- [PROBLEM TO WORK ON] Find each line containing the word "Startseite" and report how many there are. Add nothing else.

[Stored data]
------
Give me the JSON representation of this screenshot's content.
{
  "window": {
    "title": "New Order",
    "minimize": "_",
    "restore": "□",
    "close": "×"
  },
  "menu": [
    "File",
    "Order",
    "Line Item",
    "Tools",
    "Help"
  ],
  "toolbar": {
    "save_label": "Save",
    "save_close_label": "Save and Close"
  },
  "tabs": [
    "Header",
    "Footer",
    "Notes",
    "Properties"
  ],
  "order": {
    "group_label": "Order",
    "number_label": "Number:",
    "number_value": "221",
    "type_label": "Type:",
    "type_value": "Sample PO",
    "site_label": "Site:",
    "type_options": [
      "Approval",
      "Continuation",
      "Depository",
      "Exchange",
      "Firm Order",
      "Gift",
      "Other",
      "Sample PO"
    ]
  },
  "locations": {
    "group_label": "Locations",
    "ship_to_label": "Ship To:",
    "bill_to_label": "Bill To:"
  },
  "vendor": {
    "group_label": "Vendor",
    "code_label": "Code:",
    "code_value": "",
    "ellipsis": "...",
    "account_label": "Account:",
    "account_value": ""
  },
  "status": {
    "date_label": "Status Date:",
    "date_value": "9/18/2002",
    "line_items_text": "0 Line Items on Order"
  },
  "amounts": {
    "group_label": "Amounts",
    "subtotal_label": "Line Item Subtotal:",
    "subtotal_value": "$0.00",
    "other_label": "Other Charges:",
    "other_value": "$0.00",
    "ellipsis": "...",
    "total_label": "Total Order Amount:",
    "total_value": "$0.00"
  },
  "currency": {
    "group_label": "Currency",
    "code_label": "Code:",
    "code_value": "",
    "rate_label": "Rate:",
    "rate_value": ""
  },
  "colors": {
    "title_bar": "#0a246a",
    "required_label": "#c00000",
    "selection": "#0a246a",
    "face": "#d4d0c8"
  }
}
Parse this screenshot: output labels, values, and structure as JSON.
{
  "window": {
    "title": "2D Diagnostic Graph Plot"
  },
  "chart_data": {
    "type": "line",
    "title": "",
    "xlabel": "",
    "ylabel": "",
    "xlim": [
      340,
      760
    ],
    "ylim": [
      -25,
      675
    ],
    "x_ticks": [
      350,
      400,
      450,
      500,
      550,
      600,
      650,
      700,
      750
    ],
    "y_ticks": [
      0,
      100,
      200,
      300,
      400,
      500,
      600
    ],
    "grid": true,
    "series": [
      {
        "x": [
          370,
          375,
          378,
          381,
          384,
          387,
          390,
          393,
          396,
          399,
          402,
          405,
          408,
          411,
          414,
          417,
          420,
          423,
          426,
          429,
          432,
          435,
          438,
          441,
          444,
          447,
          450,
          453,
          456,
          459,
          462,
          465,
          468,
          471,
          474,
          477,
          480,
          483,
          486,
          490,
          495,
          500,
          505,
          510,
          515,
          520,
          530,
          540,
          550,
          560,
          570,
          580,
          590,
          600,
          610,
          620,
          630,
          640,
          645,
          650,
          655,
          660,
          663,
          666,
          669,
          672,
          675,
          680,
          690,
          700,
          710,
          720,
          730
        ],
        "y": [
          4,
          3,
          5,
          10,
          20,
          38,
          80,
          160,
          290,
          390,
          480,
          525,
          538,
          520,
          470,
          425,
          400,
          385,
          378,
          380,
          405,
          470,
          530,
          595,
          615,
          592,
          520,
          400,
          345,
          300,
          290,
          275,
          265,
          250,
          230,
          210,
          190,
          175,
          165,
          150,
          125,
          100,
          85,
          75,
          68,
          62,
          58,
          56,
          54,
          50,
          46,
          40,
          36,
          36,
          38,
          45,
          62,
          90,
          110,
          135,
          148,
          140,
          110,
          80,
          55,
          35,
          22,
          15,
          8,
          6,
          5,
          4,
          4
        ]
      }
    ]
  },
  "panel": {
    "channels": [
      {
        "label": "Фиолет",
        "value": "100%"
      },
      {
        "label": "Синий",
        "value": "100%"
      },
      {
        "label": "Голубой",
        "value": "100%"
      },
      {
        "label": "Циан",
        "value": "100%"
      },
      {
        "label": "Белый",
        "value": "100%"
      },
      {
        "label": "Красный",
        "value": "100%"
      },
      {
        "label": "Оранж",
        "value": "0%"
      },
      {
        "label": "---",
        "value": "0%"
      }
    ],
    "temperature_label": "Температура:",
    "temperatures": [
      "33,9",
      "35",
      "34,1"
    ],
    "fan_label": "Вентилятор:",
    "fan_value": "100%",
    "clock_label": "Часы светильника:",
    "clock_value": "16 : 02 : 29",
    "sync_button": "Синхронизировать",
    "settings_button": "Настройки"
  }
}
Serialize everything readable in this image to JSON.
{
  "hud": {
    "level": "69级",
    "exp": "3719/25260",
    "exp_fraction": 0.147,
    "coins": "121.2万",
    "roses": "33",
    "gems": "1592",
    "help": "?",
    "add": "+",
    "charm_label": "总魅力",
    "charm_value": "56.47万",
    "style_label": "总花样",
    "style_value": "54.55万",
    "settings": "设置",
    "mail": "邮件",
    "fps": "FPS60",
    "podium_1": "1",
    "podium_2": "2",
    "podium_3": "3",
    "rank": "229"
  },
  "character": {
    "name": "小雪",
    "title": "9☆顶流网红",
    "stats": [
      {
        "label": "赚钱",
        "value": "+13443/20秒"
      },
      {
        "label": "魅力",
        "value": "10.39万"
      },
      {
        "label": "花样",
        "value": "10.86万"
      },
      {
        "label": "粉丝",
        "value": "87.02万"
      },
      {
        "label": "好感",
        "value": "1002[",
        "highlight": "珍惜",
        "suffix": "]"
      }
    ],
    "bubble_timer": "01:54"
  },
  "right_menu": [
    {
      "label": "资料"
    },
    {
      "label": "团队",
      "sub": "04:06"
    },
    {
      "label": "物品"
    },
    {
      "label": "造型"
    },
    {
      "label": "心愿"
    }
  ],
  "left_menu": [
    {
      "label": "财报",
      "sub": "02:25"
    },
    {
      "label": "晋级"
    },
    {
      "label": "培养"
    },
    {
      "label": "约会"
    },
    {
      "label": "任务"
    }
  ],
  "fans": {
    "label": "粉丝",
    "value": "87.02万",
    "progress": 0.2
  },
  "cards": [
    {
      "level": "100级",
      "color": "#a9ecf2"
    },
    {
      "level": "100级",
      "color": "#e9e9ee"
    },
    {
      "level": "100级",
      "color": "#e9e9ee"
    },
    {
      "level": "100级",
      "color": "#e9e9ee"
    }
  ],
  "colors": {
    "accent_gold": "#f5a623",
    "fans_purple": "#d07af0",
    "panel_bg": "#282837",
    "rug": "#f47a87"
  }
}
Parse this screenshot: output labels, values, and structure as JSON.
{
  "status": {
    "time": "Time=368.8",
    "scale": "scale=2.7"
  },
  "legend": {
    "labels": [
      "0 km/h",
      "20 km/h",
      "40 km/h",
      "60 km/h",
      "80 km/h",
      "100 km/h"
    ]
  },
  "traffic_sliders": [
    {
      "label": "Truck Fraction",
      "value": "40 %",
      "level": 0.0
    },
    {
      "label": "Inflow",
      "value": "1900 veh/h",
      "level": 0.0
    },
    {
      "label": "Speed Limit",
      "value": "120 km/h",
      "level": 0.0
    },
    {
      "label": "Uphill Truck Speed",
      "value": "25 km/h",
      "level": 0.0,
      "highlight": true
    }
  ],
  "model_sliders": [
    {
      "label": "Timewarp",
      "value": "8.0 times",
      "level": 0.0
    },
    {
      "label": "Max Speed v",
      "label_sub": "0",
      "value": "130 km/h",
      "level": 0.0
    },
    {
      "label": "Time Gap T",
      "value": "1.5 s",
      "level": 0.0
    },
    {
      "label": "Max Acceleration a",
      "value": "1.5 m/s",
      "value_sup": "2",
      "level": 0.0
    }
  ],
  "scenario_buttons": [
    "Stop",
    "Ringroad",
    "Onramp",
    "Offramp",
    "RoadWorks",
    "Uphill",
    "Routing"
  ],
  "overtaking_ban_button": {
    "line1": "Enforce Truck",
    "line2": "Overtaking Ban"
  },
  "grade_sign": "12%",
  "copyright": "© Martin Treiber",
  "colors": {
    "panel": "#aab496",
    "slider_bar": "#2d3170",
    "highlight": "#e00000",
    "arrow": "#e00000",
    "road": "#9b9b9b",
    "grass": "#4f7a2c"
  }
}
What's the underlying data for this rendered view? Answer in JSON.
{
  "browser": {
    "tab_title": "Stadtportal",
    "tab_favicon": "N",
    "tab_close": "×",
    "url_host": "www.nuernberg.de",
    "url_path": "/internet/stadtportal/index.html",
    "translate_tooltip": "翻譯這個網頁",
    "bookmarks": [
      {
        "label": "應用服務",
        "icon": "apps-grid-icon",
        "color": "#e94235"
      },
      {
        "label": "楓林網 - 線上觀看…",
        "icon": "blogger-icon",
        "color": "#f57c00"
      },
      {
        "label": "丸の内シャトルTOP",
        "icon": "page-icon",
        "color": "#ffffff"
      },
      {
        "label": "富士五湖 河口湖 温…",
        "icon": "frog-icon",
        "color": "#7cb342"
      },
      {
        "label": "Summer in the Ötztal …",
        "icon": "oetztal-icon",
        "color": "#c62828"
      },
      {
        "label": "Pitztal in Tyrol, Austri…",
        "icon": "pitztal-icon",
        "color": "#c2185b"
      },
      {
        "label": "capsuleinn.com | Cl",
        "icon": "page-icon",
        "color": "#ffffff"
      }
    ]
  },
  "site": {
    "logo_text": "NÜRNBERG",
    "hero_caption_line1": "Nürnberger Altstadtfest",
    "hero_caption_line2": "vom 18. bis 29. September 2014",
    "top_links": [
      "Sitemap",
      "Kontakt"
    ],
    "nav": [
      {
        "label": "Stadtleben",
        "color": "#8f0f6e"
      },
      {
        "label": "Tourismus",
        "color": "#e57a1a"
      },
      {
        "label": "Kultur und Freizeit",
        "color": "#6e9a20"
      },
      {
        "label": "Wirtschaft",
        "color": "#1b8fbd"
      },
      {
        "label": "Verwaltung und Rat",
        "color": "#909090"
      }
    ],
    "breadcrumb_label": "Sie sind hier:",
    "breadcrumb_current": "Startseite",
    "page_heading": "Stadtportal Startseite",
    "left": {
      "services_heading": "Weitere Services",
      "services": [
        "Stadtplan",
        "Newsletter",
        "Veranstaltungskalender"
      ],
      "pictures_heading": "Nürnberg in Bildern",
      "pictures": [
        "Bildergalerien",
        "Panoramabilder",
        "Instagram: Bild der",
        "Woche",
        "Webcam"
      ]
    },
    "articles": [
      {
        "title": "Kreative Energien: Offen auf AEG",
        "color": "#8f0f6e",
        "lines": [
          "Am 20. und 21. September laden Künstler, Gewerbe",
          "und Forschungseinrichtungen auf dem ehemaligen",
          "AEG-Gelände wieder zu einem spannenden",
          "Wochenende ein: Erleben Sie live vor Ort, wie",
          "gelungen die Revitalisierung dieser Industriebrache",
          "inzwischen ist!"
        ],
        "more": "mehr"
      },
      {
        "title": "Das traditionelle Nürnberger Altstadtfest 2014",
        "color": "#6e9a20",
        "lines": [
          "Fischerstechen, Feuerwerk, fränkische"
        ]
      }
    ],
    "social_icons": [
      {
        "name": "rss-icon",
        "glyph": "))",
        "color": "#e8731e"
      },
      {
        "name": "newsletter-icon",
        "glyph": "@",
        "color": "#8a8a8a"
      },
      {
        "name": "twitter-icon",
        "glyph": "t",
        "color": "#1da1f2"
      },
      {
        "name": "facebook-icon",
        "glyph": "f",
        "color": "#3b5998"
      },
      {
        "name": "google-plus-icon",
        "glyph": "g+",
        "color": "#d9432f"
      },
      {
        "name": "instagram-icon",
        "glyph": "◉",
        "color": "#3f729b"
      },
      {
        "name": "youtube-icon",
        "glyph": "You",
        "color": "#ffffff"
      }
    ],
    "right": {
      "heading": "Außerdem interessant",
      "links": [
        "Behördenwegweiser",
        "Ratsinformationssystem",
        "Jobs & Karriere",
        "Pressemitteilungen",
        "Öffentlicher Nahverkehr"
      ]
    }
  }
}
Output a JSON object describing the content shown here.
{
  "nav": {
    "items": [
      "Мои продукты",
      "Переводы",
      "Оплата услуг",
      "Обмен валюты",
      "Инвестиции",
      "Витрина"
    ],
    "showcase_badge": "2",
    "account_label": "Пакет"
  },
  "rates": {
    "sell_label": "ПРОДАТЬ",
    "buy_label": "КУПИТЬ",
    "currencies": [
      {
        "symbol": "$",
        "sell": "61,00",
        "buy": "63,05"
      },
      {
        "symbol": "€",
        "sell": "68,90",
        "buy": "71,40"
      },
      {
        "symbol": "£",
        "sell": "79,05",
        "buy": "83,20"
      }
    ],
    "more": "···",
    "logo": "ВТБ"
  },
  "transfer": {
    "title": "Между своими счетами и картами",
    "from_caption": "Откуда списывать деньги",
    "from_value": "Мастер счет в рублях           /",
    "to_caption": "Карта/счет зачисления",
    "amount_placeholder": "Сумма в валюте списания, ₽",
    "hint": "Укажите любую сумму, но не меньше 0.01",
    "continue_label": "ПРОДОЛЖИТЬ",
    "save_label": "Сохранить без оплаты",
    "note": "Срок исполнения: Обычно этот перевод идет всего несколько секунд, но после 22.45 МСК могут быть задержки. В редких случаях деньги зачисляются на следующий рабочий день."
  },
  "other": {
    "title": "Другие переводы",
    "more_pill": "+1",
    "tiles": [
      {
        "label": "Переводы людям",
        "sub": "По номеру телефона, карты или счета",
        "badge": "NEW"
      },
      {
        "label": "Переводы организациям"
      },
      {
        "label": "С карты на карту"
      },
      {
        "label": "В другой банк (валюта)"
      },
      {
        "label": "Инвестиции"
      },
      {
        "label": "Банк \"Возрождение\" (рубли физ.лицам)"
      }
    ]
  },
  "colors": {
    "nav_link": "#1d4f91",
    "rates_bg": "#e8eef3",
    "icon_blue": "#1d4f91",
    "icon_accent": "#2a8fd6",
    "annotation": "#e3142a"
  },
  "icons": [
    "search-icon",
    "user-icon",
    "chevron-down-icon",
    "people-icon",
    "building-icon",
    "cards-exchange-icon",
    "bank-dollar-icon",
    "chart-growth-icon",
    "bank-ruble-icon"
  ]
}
------
- [WRITTEN SOLUTION] 2